▶ _GIVEN EXERCISE_
The entries below are to be transcribed in full, without their images.

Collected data
►

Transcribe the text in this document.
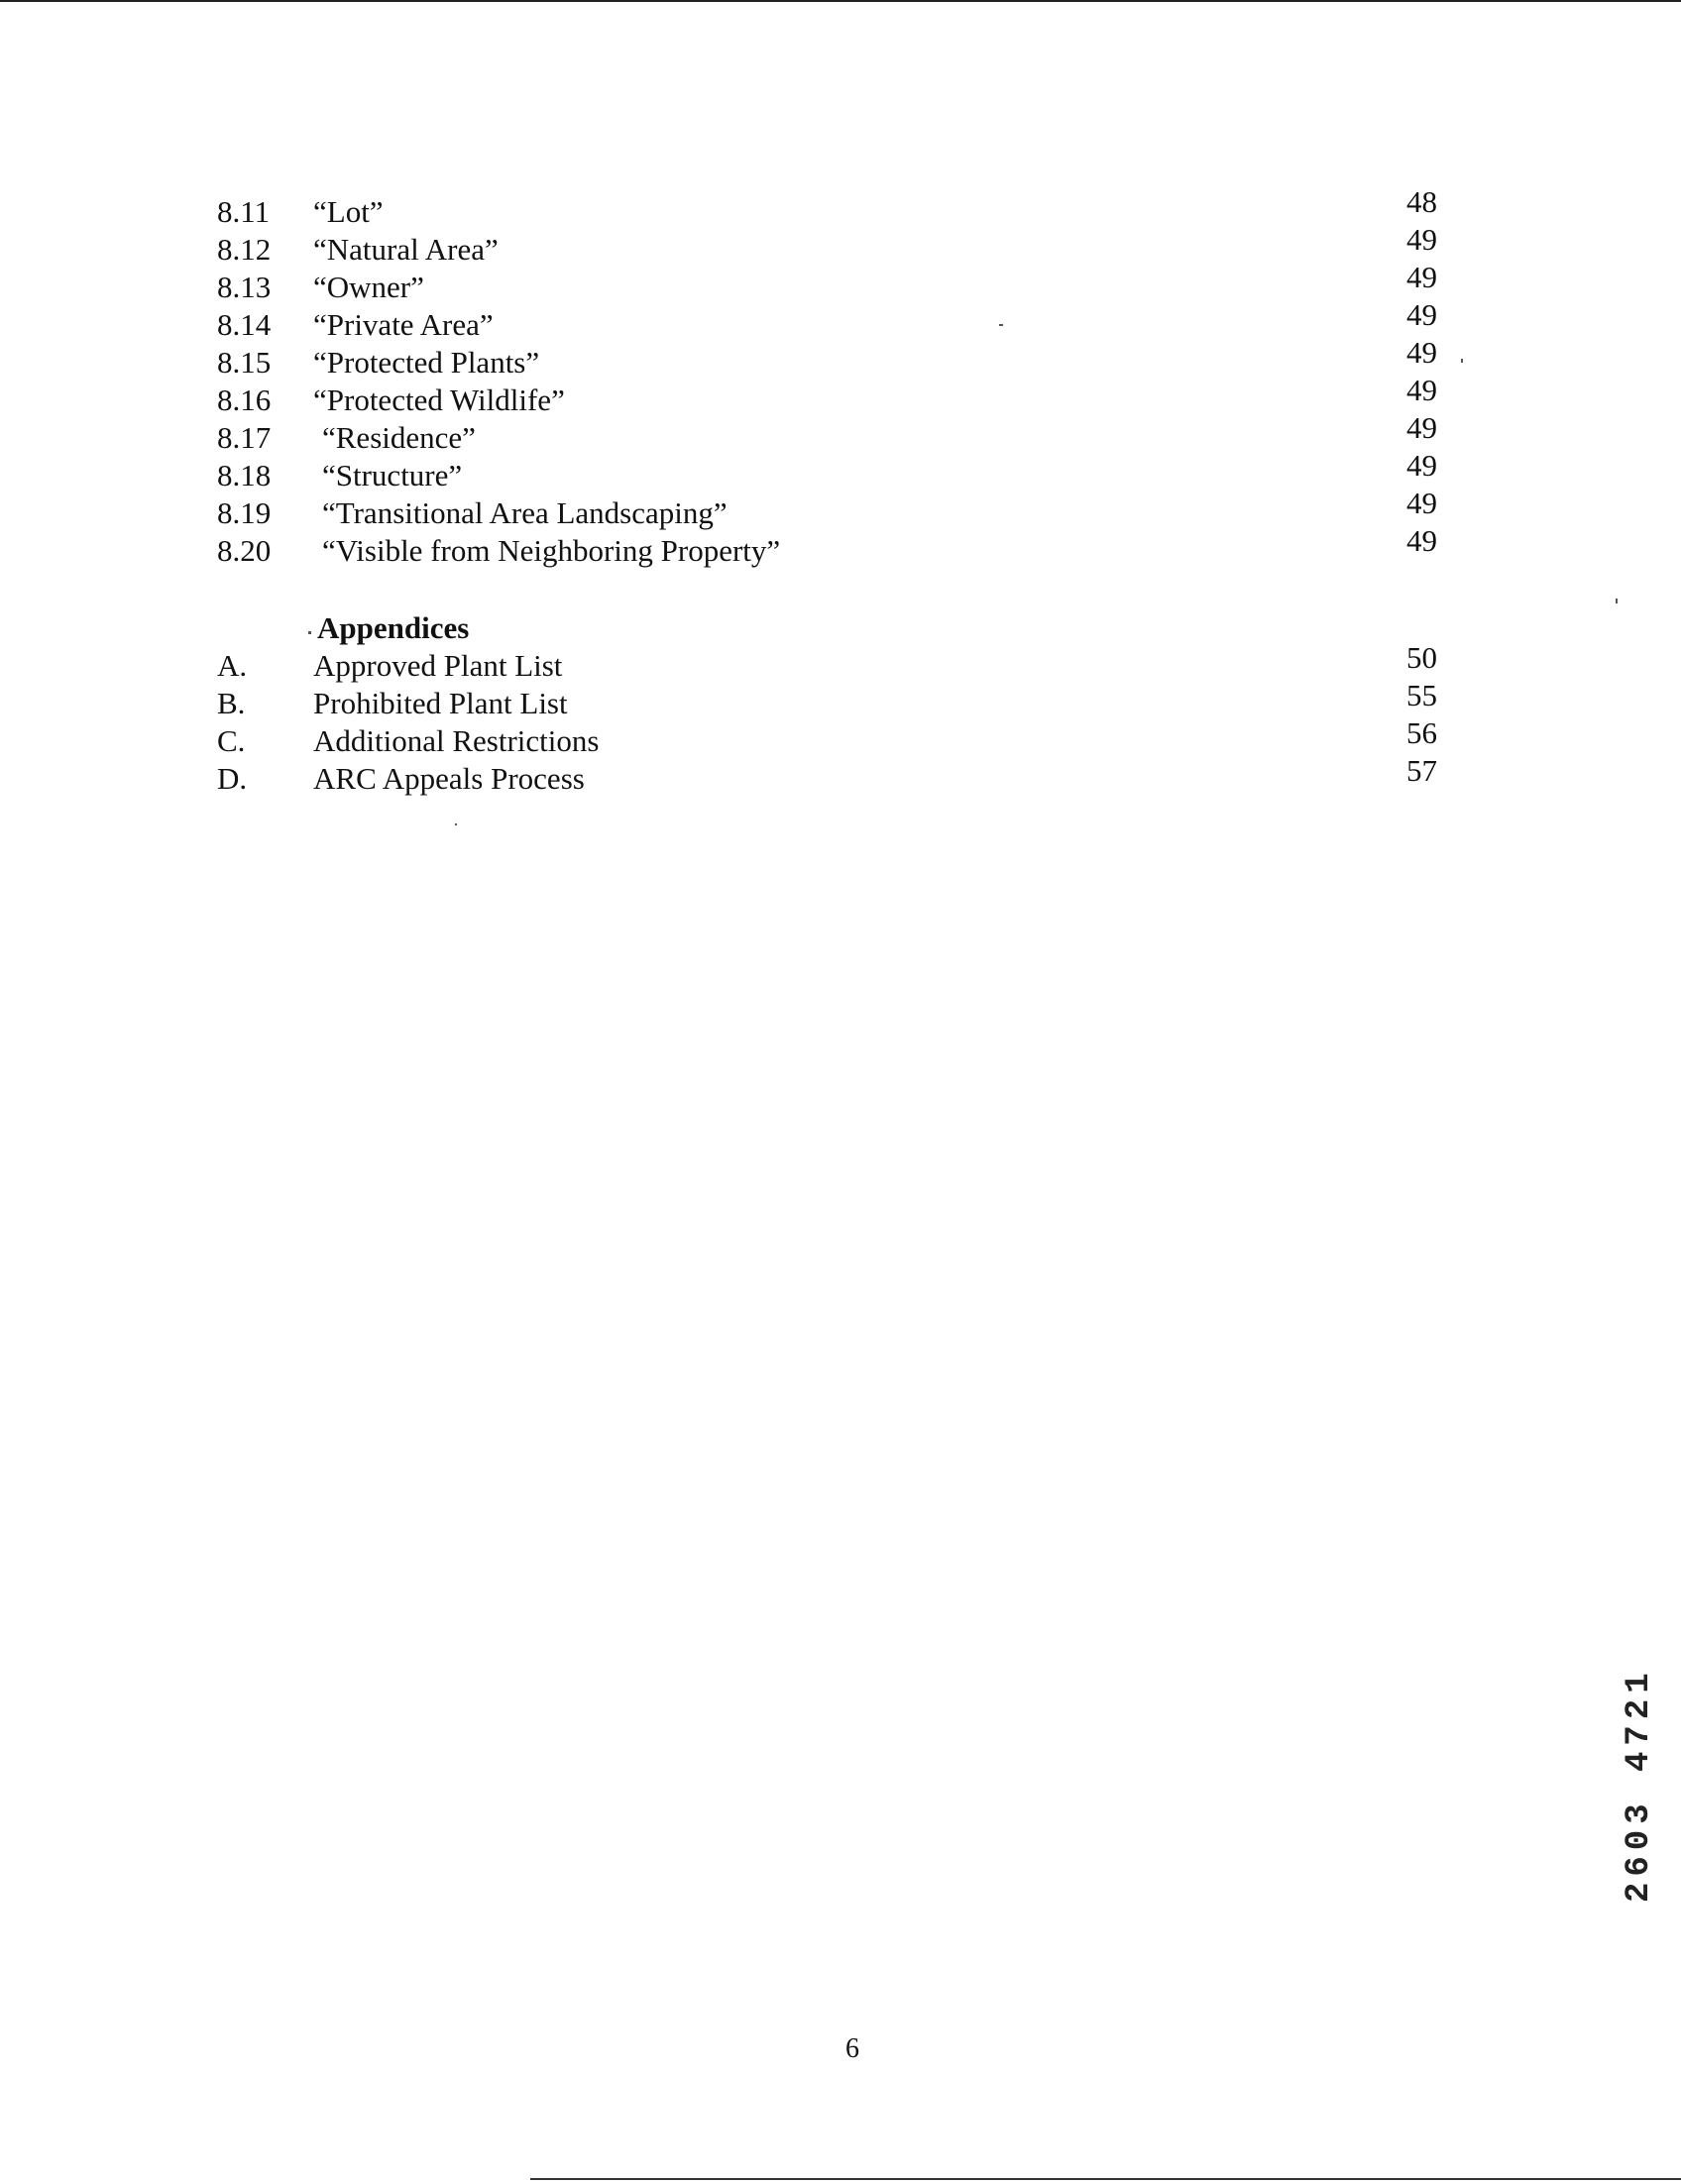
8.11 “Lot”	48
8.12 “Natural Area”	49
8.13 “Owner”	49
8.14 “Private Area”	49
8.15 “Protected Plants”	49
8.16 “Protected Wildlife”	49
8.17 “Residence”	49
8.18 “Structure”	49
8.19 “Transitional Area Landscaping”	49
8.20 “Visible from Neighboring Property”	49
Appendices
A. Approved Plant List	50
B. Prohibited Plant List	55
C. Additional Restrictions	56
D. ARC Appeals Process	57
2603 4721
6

◄

▶ _ANSWER TO THIS TASK_
Transcribe the text in this document.
8.11 “Lot”	48
8.12 “Natural Area”	49
8.13 “Owner”	49
8.14 “Private Area”	49
8.15 “Protected Plants”	49
8.16 “Protected Wildlife”	49
8.17 “Residence”	49
8.18 “Structure”	49
8.19 “Transitional Area Landscaping”	49
8.20 “Visible from Neighboring Property”	49
Appendices
A. Approved Plant List	50
B. Prohibited Plant List	55
C. Additional Restrictions	56
D. ARC Appeals Process	57
2603 4721
6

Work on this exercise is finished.